## GIVEN TASK
Transcribe the records below in full; pictures stay out of the copy.

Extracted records
_ _ _
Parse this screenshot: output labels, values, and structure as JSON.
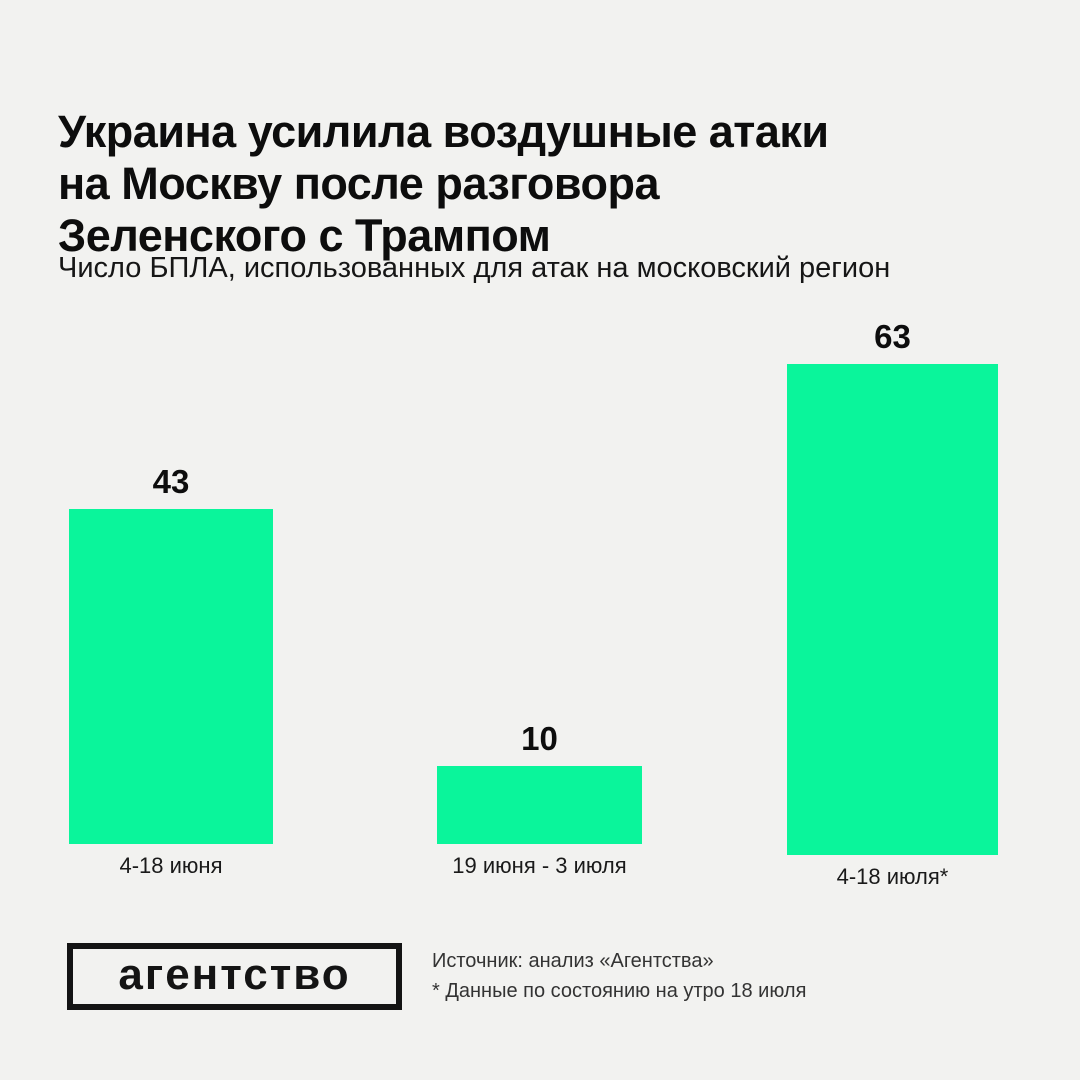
{
  "page": {
    "background": "#F2F2F0"
  },
  "header": {
    "title": "Украина усилила воздушные атаки на Москву после разговора Зеленского с Трампом",
    "title_lines": [
      "Украина усилила воздушные атаки",
      "на Москву после разговора",
      "Зеленского с Трампом"
    ],
    "subtitle": "Число БПЛА, использованных для атак на московский регион"
  },
  "chart_data": {
    "type": "bar",
    "title": "Украина усилила воздушные атаки на Москву после разговора Зеленского с Трампом",
    "subtitle": "Число БПЛА, использованных для атак на московский регион",
    "categories": [
      "4-18 июня",
      "19 июня - 3 июля",
      "4-18 июля*"
    ],
    "values": [
      43,
      10,
      63
    ],
    "value_labels": [
      "43",
      "10",
      "63"
    ],
    "bar_color": "#0AF59B",
    "xlabel": "",
    "ylabel": "",
    "ylim": [
      0,
      63
    ],
    "grid": false,
    "legend": false,
    "value_labels_position": "above-bars"
  },
  "footer": {
    "logo_text": "агентство",
    "source_line1": "Источник: анализ «Агентства»",
    "source_line2": "* Данные по состоянию на утро 18 июля"
  }
}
_ _ _
## SOLVED PROBLEM
Parse this screenshot: output labels, values, and structure as JSON.
{
  "page": {
    "background": "#F2F2F0"
  },
  "header": {
    "title": "Украина усилила воздушные атаки на Москву после разговора Зеленского с Трампом",
    "title_lines": [
      "Украина усилила воздушные атаки",
      "на Москву после разговора",
      "Зеленского с Трампом"
    ],
    "subtitle": "Число БПЛА, использованных для атак на московский регион"
  },
  "chart_data": {
    "type": "bar",
    "title": "Украина усилила воздушные атаки на Москву после разговора Зеленского с Трампом",
    "subtitle": "Число БПЛА, использованных для атак на московский регион",
    "categories": [
      "4-18 июня",
      "19 июня - 3 июля",
      "4-18 июля*"
    ],
    "values": [
      43,
      10,
      63
    ],
    "value_labels": [
      "43",
      "10",
      "63"
    ],
    "bar_color": "#0AF59B",
    "xlabel": "",
    "ylabel": "",
    "ylim": [
      0,
      63
    ],
    "grid": false,
    "legend": false,
    "value_labels_position": "above-bars"
  },
  "footer": {
    "logo_text": "агентство",
    "source_line1": "Источник: анализ «Агентства»",
    "source_line2": "* Данные по состоянию на утро 18 июля"
  }
}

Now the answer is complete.